NAVE CONCORDIA, DAL DISASTRO AL SUCCESSO TECNOLOGICO AL GRANDE SILENZIO
AMBIENTALE
di
Salvatore Pecorella
Del
naufragio della Costa Concordia del 13 gennaio 2012 ne hanno parlato in
tutto il mondo sia i telegiornali che le testate giornalistiche. È
ancora vivo il ricordo delle persone che hanno perso la vita, n. 34 per
l’esattezza, e del successo tecnologico legato alle operazioni di
raddrizzamento della nave prima e del suo trasferimento a Genova dopo.
Non
risulta, almeno non è molto chiaro, il danno ambientale legato alle fasi
che hanno condotto la nave al naufragio.
Un
articolo di Panorama successivo al naufragio, di Carlo Piano, riporta “la
catastrofe ecologica, temuta dalle associazioni ambientaliste, è stata
evitata”. Sono un subacqueo ormai datato e, tra le mie innumerevoli
siti di immersioni esplorati, mi sono immerso nel tratto di costa del
Giglio dove la Concordia ha urtato l’isola, non lo scoglio di cui si
parla, è l’isola del Giglio.
Parlare dopo sei anni può apparire retorico ma, osservando con
retrospezione, posso affermare che il disastro ambientale è stato
soffocato dalla tragedia umana.
Non
condanno ne assolvo nessuno ma vorrei conoscere chi ha preso in
considerazione l’ambiente, la fauna e la flora dello specchio d’acqua
del naufragio prima e del Mar Tirreno dopo.
In
pochi hanno parlato di quello che abbiamo perso, di quello che ha perso
l’isola del Giglio e di quanto ha guadagnato l’isola dal turismo
macabro, dei selfie e di quanti turisti hanno raggiunto l’isola, non per
le sue peculiarità, ma per la “nave” e per i souvenir da acquistare.
Cosa
ha lasciato la nave in mare? A detta dei telegiornali e giornali, niente
e, tanto per dare un’idea, delle 2400 tonnellate di olio combustibile
(Bunker/IFO-380) e 200 tonnellate di gasolio leggero, a questo punto,
sono state tutte travasate in recipienti per essere trasportati a terra.
Diciamo che, di queste tonnellate di combustibile, almeno il 5-10% si è
riversato in mare e l'impatto ambientale, a mio avviso, è stato enorme e
giustificabile dall’orientamento mediatico.

__________________________________________________

Completa quanto segue →
a - Secondo il testo sulla Costa Concordia, quante persone hanno perso la vita nel naufragio?
b - Riporta dal testo sulla Costa Concordia il brano che va da "Parlare dopo sei" fino a "dalla tragedia umana." incluso.
c - Riprendi il testo sulla Costa Concordia e prosegui dopo la sua ultima frase.
Per questo lavoro i dati non servono.

__________________________________________________

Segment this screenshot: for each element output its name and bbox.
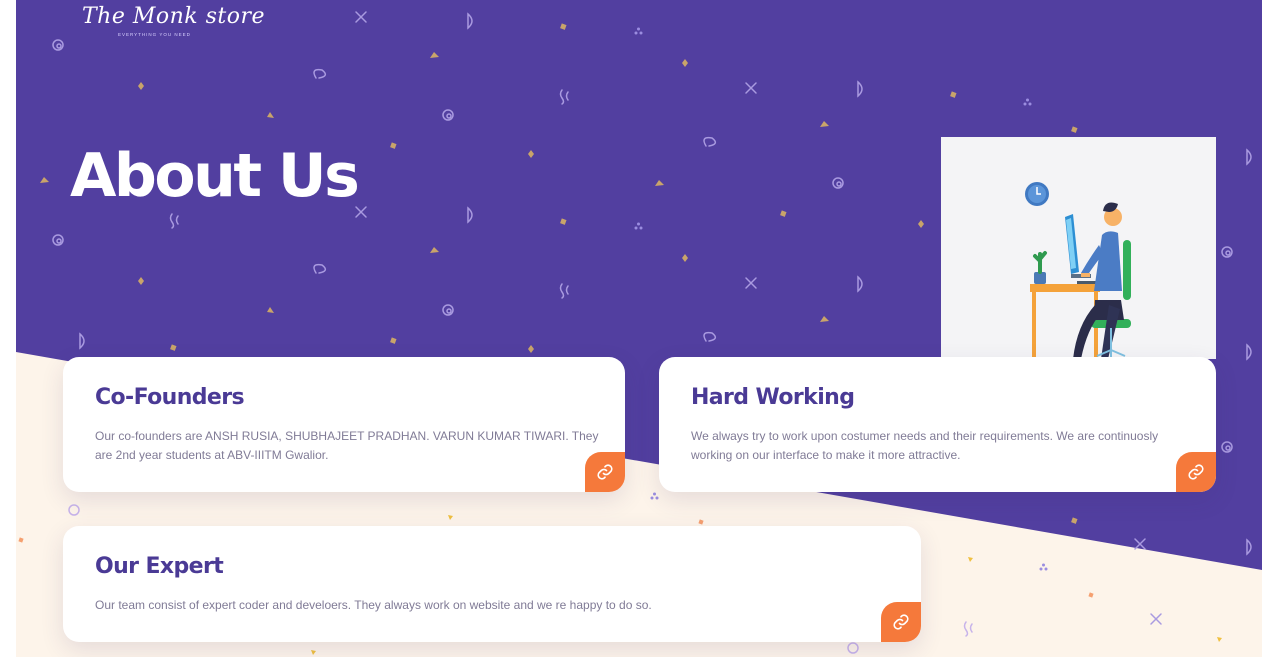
about-page: The Monk store EVERYTHING YOU NEED About…: [16, 0, 1262, 657]
card-link-button[interactable]: [1176, 452, 1216, 492]
card-text: Our team consist of expert coder and dev…: [95, 598, 652, 612]
page-title: About Us: [70, 141, 360, 211]
logo-tagline: EVERYTHING YOU NEED: [118, 32, 191, 37]
co-founders-card: Co-Founders Our co-founders are ANSH RUS…: [63, 357, 625, 492]
card-title: Co-Founders: [95, 385, 245, 410]
link-icon: [597, 464, 613, 480]
card-text: Our co-founders are ANSH RUSIA, SHUBHAJE…: [95, 429, 599, 462]
brand-logo[interactable]: The Monk store EVERYTHING YOU NEED: [82, 2, 266, 42]
our-expert-card: Our Expert Our team consist of expert co…: [63, 526, 921, 642]
card-text: We always try to work upon costumer need…: [691, 429, 1159, 462]
card-link-button[interactable]: [585, 452, 625, 492]
logo-text: The Monk store: [82, 4, 266, 29]
link-icon: [893, 614, 909, 630]
hard-working-card: Hard Working We always try to work upon …: [659, 357, 1216, 492]
card-title: Our Expert: [95, 554, 224, 579]
link-icon: [1188, 464, 1204, 480]
card-link-button[interactable]: [881, 602, 921, 642]
card-title: Hard Working: [691, 385, 855, 410]
person-at-desk-illustration: [941, 137, 1216, 359]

__________________________________________________

Risposte per esercizio →
a - 34 persone.

b -
Parlare dopo sei anni può apparire retorico ma, osservando con
retrospezione, posso affermare che il disastro ambientale è stato
soffocato dalla tragedia umana.

c -
Che
cosa può essere ancora fuoriuscito dalla nave? Dalle cucine dei 5
ristoranti non è uscito niente? Cosa davano da mangiare alle 4229
persone a bordo? Nel momento in cui si è piegata si sono sversati prima
sul pavimento e dopo in mare tutto quello che era contenuto in frighi,
magazzini, i detersivi per la pulizia delle cucine, gli oli ed altro
che, hanno invaso istantaneamente, meglio inquinato, tutto il bacino di
acqua antistante il porto del Giglio.
Dalle
ricerche su internet, ho ricavato i dati riguardanti i danni, visibili,
subiti dallo scafo dall’impatto con l’isola, consistenti in uno squarcio
di 72 metri di lunghezza e 7,3 metri di altezza (circa il 20% della
lunghezza della nave). Se il calcolo matematico è esatto, stiamo
parlando di uno squarcio di 525,6 metri quadri. Che cosa ha allagato?
Cosa contenevano i locali sottoposti ad una massiccia ondata di acqua
marina?
Lo
squarcio, ha posto fuori uso i
motori
elettrici principali e i generatori a gasolio, in breve tempo sono stati
completamente allagati i compartimenti 4, 5, 6 e 7 sino all'altezza del
ponte 0 (venendo così sommersi il
quadro elettrico
principale, i motori elettrici principali e tutti i generatori diesel);
in questi locali, è impensabile, l’assenza di combustibili di vario
genere, oli, acqua sporca ed altro che si sono riversati in mare e
ancora molto lontano dall’ingresso del porto del Giglio.
Conoscendo le acque dell’isola del Giglio, Giannutri e dello spazio
d’acqua compreso tra le isole e la Toscana è inverosimile pensare che
non ha avuto effetti collaterali devastanti, le praterie di posidonia
oceanica che circondavano il Giglio che fine hanno fatto? Forse a
distanza di sei anni qualcosa è ricresciuto come è probabile che
l’ossigenazione di quel tratto di mare è in sofferenza a causa della
posidonia. La fauna locale ha, senza dubbio, risentito di questa
variazione e la conseguenza inevitabile è stata la morte oppure, per chi
può, il trasferimento in altre zone vivibili.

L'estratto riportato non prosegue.